**Your task:** Restate all the material verbatim, except for the pictures.

-- begin --

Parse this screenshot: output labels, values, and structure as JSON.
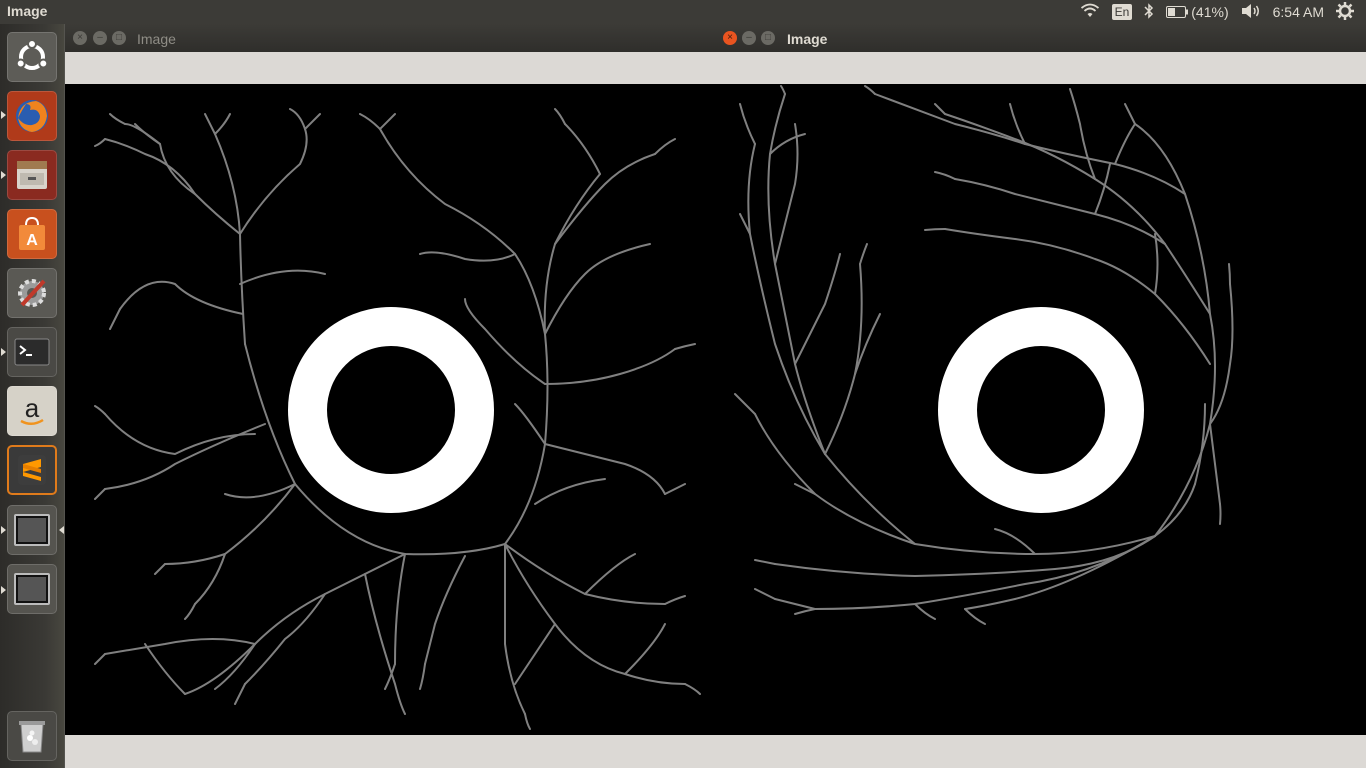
{
  "panel": {
    "app_title": "Image",
    "language": "En",
    "battery": "(41%)",
    "clock": "6:54 AM"
  },
  "launcher": {
    "items": [
      {
        "name": "ubuntu-dash",
        "icon": "ubuntu-logo-icon"
      },
      {
        "name": "firefox",
        "icon": "firefox-icon"
      },
      {
        "name": "files",
        "icon": "file-cabinet-icon"
      },
      {
        "name": "software-center",
        "icon": "shopping-bag-icon"
      },
      {
        "name": "system-settings",
        "icon": "gear-wrench-icon"
      },
      {
        "name": "terminal",
        "icon": "terminal-icon"
      },
      {
        "name": "amazon",
        "icon": "amazon-icon"
      },
      {
        "name": "sublime-text",
        "icon": "sublime-icon"
      },
      {
        "name": "image-window-1",
        "icon": "generic-window-icon"
      },
      {
        "name": "image-window-2",
        "icon": "generic-window-icon"
      },
      {
        "name": "trash",
        "icon": "trash-icon"
      }
    ]
  },
  "windows": [
    {
      "title": "Image",
      "active": false
    },
    {
      "title": "Image",
      "active": true
    }
  ],
  "colors": {
    "panel_bg": "#3c3b37",
    "accent": "#e95420",
    "canvas_bg": "#000000",
    "branch": "#808080",
    "ring": "#ffffff"
  }
}
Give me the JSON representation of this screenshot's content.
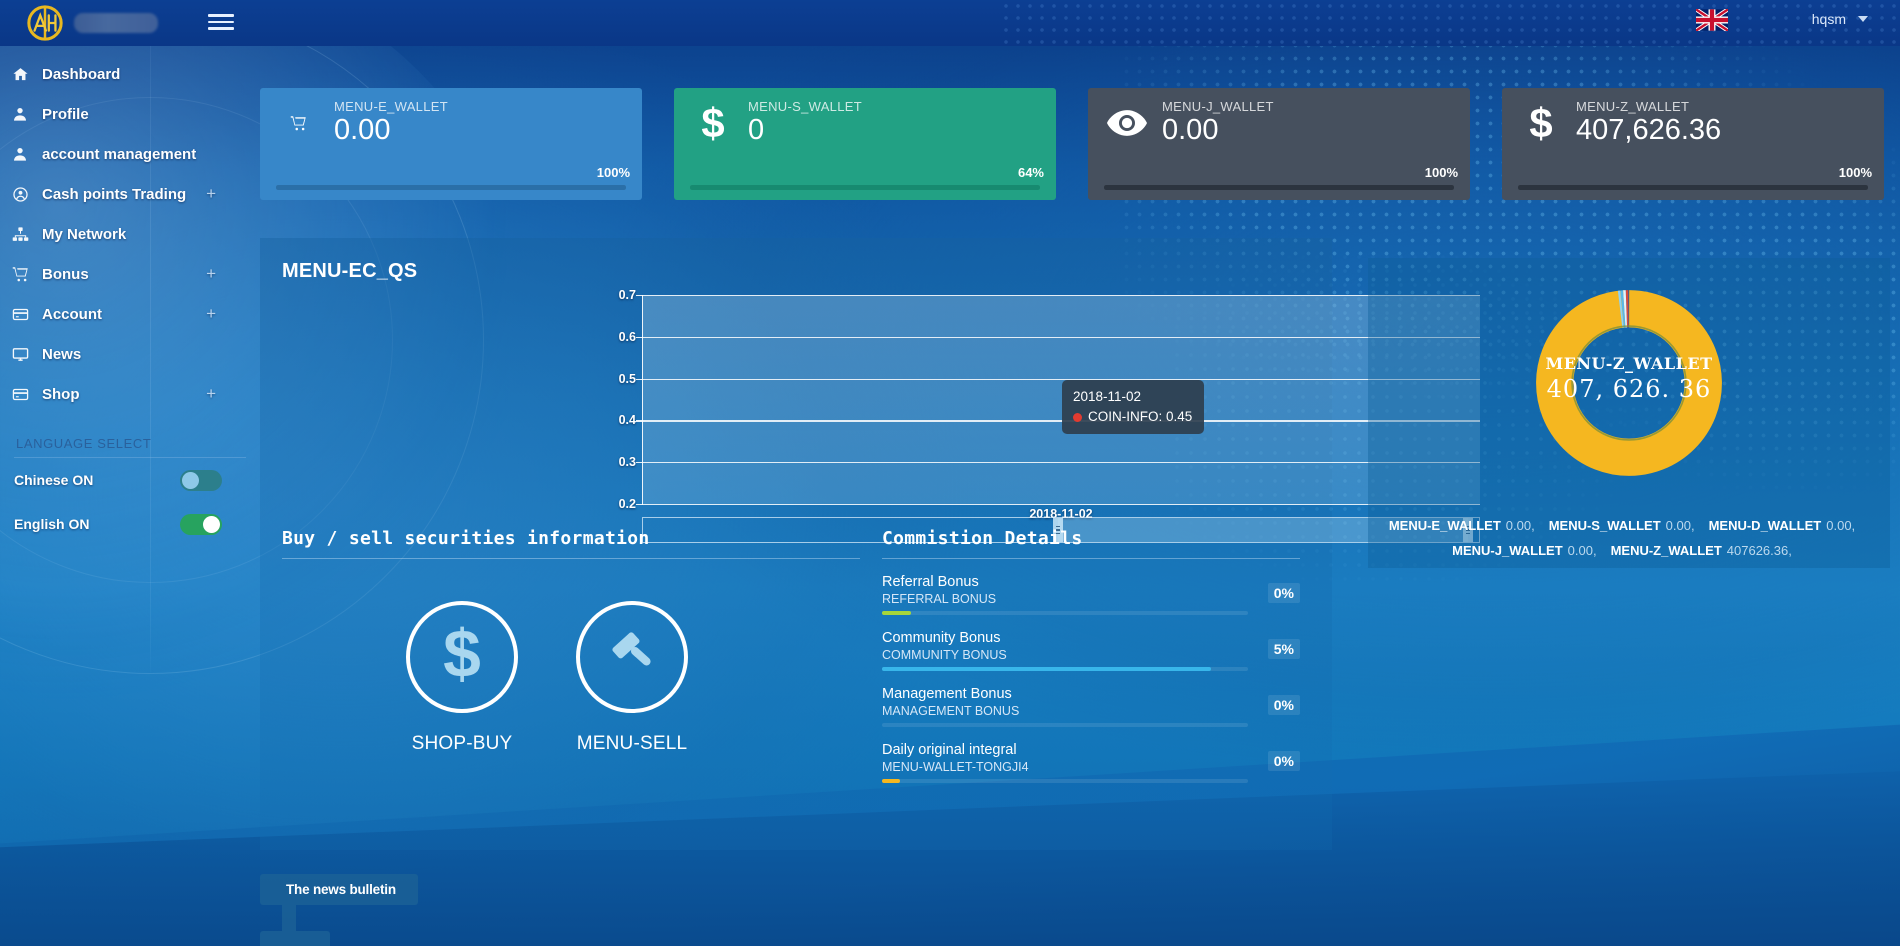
{
  "topbar": {
    "logo_icon": "ah-monogram-logo",
    "brand_redacted": "",
    "menu_icon": "hamburger-menu-icon",
    "flag_icon": "uk-flag-icon",
    "username": "hqsm",
    "caret_icon": "chevron-down-icon"
  },
  "sidebar": {
    "items": [
      {
        "label": "Dashboard",
        "icon": "home-icon",
        "expandable": ""
      },
      {
        "label": "Profile",
        "icon": "user-icon",
        "expandable": ""
      },
      {
        "label": "account management",
        "icon": "user-gear-icon",
        "expandable": ""
      },
      {
        "label": "Cash points Trading",
        "icon": "user-circle-icon",
        "expandable": "+"
      },
      {
        "label": "My Network",
        "icon": "sitemap-icon",
        "expandable": ""
      },
      {
        "label": "Bonus",
        "icon": "cart-icon",
        "expandable": "+"
      },
      {
        "label": "Account",
        "icon": "credit-card-icon",
        "expandable": "+"
      },
      {
        "label": "News",
        "icon": "monitor-icon",
        "expandable": ""
      },
      {
        "label": "Shop",
        "icon": "credit-card-icon",
        "expandable": "+"
      }
    ],
    "language_section_title": "LANGUAGE SELECT",
    "languages": [
      {
        "label": "Chinese ON",
        "state": "on",
        "color": "#2c7f8c"
      },
      {
        "label": "English ON",
        "state": "on",
        "color": "#27a35f"
      }
    ]
  },
  "cards": [
    {
      "label": "MENU-E_WALLET",
      "value": "0.00",
      "percent": "100%",
      "fill": 100,
      "icon": "cart-icon",
      "theme": "blue"
    },
    {
      "label": "MENU-S_WALLET",
      "value": "0",
      "percent": "64%",
      "fill": 100,
      "icon": "dollar-icon",
      "theme": "green"
    },
    {
      "label": "MENU-J_WALLET",
      "value": "0.00",
      "percent": "100%",
      "fill": 100,
      "icon": "eye-icon",
      "theme": "dark"
    },
    {
      "label": "MENU-Z_WALLET",
      "value": "407,626.36",
      "percent": "100%",
      "fill": 100,
      "icon": "dollar-icon",
      "theme": "dark"
    }
  ],
  "main_panel": {
    "title": "MENU-EC_QS"
  },
  "chart_data": {
    "type": "line",
    "title": "MENU-EC_QS",
    "series": [
      {
        "name": "COIN-INFO",
        "color": "#e23b30",
        "values": [
          0.45
        ]
      }
    ],
    "x": [
      "2018-11-02"
    ],
    "categories": [
      "2018-11-02"
    ],
    "xlabel": "",
    "ylabel": "",
    "ylim": [
      0.2,
      0.7
    ],
    "yticks": [
      "0.7",
      "0.6",
      "0.5",
      "0.4",
      "0.3",
      "0.2"
    ],
    "xticks": [
      "2018-11-02"
    ],
    "grid": true,
    "legend": "none",
    "tooltip": {
      "title": "2018-11-02",
      "series_label": "COIN-INFO",
      "series_value": "0.45",
      "marker_color": "#e23b30"
    },
    "datazoom": {
      "start_pct": 50,
      "end_pct": 99
    }
  },
  "buy_sell": {
    "title": "Buy / sell securities information",
    "actions": [
      {
        "label": "SHOP-BUY",
        "icon": "dollar-sign-icon"
      },
      {
        "label": "MENU-SELL",
        "icon": "gavel-icon"
      }
    ]
  },
  "commission": {
    "title": "Commistion Details",
    "rows": [
      {
        "name": "Referral Bonus",
        "sub": "REFERRAL BONUS",
        "percent": "0%",
        "fill": 8,
        "color": "#a6d63b"
      },
      {
        "name": "Community Bonus",
        "sub": "COMMUNITY BONUS",
        "percent": "5%",
        "fill": 90,
        "color": "#38b6ea"
      },
      {
        "name": "Management Bonus",
        "sub": "MANAGEMENT BONUS",
        "percent": "0%",
        "fill": 0,
        "color": "#f0a32a"
      },
      {
        "name": "Daily original integral",
        "sub": "MENU-WALLET-TONGJI4",
        "percent": "0%",
        "fill": 5,
        "color": "#f5b720"
      }
    ]
  },
  "donut": {
    "center_title": "MENU-Z_WALLET",
    "center_value": "407, 626. 36",
    "chart_data": {
      "type": "pie",
      "title": "MENU-Z_WALLET",
      "labels": [
        "MENU-E_WALLET",
        "MENU-S_WALLET",
        "MENU-D_WALLET",
        "MENU-J_WALLET",
        "MENU-Z_WALLET"
      ],
      "values": [
        0.0,
        0.0,
        0.0,
        0.0,
        407626.36
      ],
      "colors": [
        "#8fd3f4",
        "#e6f2f8",
        "#d94a3d",
        "#5ab7e8",
        "#f5b720"
      ]
    },
    "legend": [
      {
        "name": "MENU-E_WALLET",
        "value": "0.00,"
      },
      {
        "name": "MENU-S_WALLET",
        "value": "0.00,"
      },
      {
        "name": "MENU-D_WALLET",
        "value": "0.00,"
      },
      {
        "name": "MENU-J_WALLET",
        "value": "0.00,"
      },
      {
        "name": "MENU-Z_WALLET",
        "value": "407626.36,"
      }
    ]
  },
  "news_bulletin": {
    "label": "The news bulletin"
  }
}
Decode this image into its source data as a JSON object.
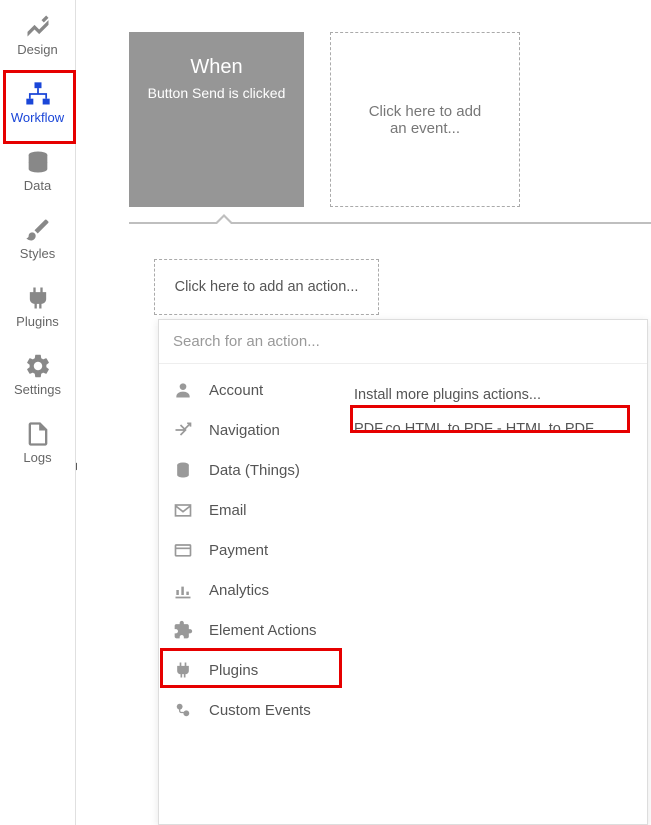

-- end --

**Task response:**
Parse this screenshot: output labels, values, and structure as JSON.
{
  "panel": {
    "app_title": "Image",
    "language": "En",
    "battery": "(41%)",
    "clock": "6:54 AM"
  },
  "launcher": {
    "items": [
      {
        "name": "ubuntu-dash",
        "icon": "ubuntu-logo-icon"
      },
      {
        "name": "firefox",
        "icon": "firefox-icon"
      },
      {
        "name": "files",
        "icon": "file-cabinet-icon"
      },
      {
        "name": "software-center",
        "icon": "shopping-bag-icon"
      },
      {
        "name": "system-settings",
        "icon": "gear-wrench-icon"
      },
      {
        "name": "terminal",
        "icon": "terminal-icon"
      },
      {
        "name": "amazon",
        "icon": "amazon-icon"
      },
      {
        "name": "sublime-text",
        "icon": "sublime-icon"
      },
      {
        "name": "image-window-1",
        "icon": "generic-window-icon"
      },
      {
        "name": "image-window-2",
        "icon": "generic-window-icon"
      },
      {
        "name": "trash",
        "icon": "trash-icon"
      }
    ]
  },
  "windows": [
    {
      "title": "Image",
      "active": false
    },
    {
      "title": "Image",
      "active": true
    }
  ],
  "colors": {
    "panel_bg": "#3c3b37",
    "accent": "#e95420",
    "canvas_bg": "#000000",
    "branch": "#808080",
    "ring": "#ffffff"
  }
}
Give me the JSON representation of this screenshot's content.
{
  "topbar": {
    "logo_icon": "ah-monogram-logo",
    "brand_redacted": "",
    "menu_icon": "hamburger-menu-icon",
    "flag_icon": "uk-flag-icon",
    "username": "hqsm",
    "caret_icon": "chevron-down-icon"
  },
  "sidebar": {
    "items": [
      {
        "label": "Dashboard",
        "icon": "home-icon",
        "expandable": ""
      },
      {
        "label": "Profile",
        "icon": "user-icon",
        "expandable": ""
      },
      {
        "label": "account management",
        "icon": "user-gear-icon",
        "expandable": ""
      },
      {
        "label": "Cash points Trading",
        "icon": "user-circle-icon",
        "expandable": "+"
      },
      {
        "label": "My Network",
        "icon": "sitemap-icon",
        "expandable": ""
      },
      {
        "label": "Bonus",
        "icon": "cart-icon",
        "expandable": "+"
      },
      {
        "label": "Account",
        "icon": "credit-card-icon",
        "expandable": "+"
      },
      {
        "label": "News",
        "icon": "monitor-icon",
        "expandable": ""
      },
      {
        "label": "Shop",
        "icon": "credit-card-icon",
        "expandable": "+"
      }
    ],
    "language_section_title": "LANGUAGE SELECT",
    "languages": [
      {
        "label": "Chinese ON",
        "state": "on",
        "color": "#2c7f8c"
      },
      {
        "label": "English ON",
        "state": "on",
        "color": "#27a35f"
      }
    ]
  },
  "cards": [
    {
      "label": "MENU-E_WALLET",
      "value": "0.00",
      "percent": "100%",
      "fill": 100,
      "icon": "cart-icon",
      "theme": "blue"
    },
    {
      "label": "MENU-S_WALLET",
      "value": "0",
      "percent": "64%",
      "fill": 100,
      "icon": "dollar-icon",
      "theme": "green"
    },
    {
      "label": "MENU-J_WALLET",
      "value": "0.00",
      "percent": "100%",
      "fill": 100,
      "icon": "eye-icon",
      "theme": "dark"
    },
    {
      "label": "MENU-Z_WALLET",
      "value": "407,626.36",
      "percent": "100%",
      "fill": 100,
      "icon": "dollar-icon",
      "theme": "dark"
    }
  ],
  "main_panel": {
    "title": "MENU-EC_QS"
  },
  "chart_data": {
    "type": "line",
    "title": "MENU-EC_QS",
    "series": [
      {
        "name": "COIN-INFO",
        "color": "#e23b30",
        "values": [
          0.45
        ]
      }
    ],
    "x": [
      "2018-11-02"
    ],
    "categories": [
      "2018-11-02"
    ],
    "xlabel": "",
    "ylabel": "",
    "ylim": [
      0.2,
      0.7
    ],
    "yticks": [
      "0.7",
      "0.6",
      "0.5",
      "0.4",
      "0.3",
      "0.2"
    ],
    "xticks": [
      "2018-11-02"
    ],
    "grid": true,
    "legend": "none",
    "tooltip": {
      "title": "2018-11-02",
      "series_label": "COIN-INFO",
      "series_value": "0.45",
      "marker_color": "#e23b30"
    },
    "datazoom": {
      "start_pct": 50,
      "end_pct": 99
    }
  },
  "buy_sell": {
    "title": "Buy / sell securities information",
    "actions": [
      {
        "label": "SHOP-BUY",
        "icon": "dollar-sign-icon"
      },
      {
        "label": "MENU-SELL",
        "icon": "gavel-icon"
      }
    ]
  },
  "commission": {
    "title": "Commistion Details",
    "rows": [
      {
        "name": "Referral Bonus",
        "sub": "REFERRAL BONUS",
        "percent": "0%",
        "fill": 8,
        "color": "#a6d63b"
      },
      {
        "name": "Community Bonus",
        "sub": "COMMUNITY BONUS",
        "percent": "5%",
        "fill": 90,
        "color": "#38b6ea"
      },
      {
        "name": "Management Bonus",
        "sub": "MANAGEMENT BONUS",
        "percent": "0%",
        "fill": 0,
        "color": "#f0a32a"
      },
      {
        "name": "Daily original integral",
        "sub": "MENU-WALLET-TONGJI4",
        "percent": "0%",
        "fill": 5,
        "color": "#f5b720"
      }
    ]
  },
  "donut": {
    "center_title": "MENU-Z_WALLET",
    "center_value": "407, 626. 36",
    "chart_data": {
      "type": "pie",
      "title": "MENU-Z_WALLET",
      "labels": [
        "MENU-E_WALLET",
        "MENU-S_WALLET",
        "MENU-D_WALLET",
        "MENU-J_WALLET",
        "MENU-Z_WALLET"
      ],
      "values": [
        0.0,
        0.0,
        0.0,
        0.0,
        407626.36
      ],
      "colors": [
        "#8fd3f4",
        "#e6f2f8",
        "#d94a3d",
        "#5ab7e8",
        "#f5b720"
      ]
    },
    "legend": [
      {
        "name": "MENU-E_WALLET",
        "value": "0.00,"
      },
      {
        "name": "MENU-S_WALLET",
        "value": "0.00,"
      },
      {
        "name": "MENU-D_WALLET",
        "value": "0.00,"
      },
      {
        "name": "MENU-J_WALLET",
        "value": "0.00,"
      },
      {
        "name": "MENU-Z_WALLET",
        "value": "407626.36,"
      }
    ]
  },
  "news_bulletin": {
    "label": "The news bulletin"
  }
}
Decode this image into its source data as a JSON object.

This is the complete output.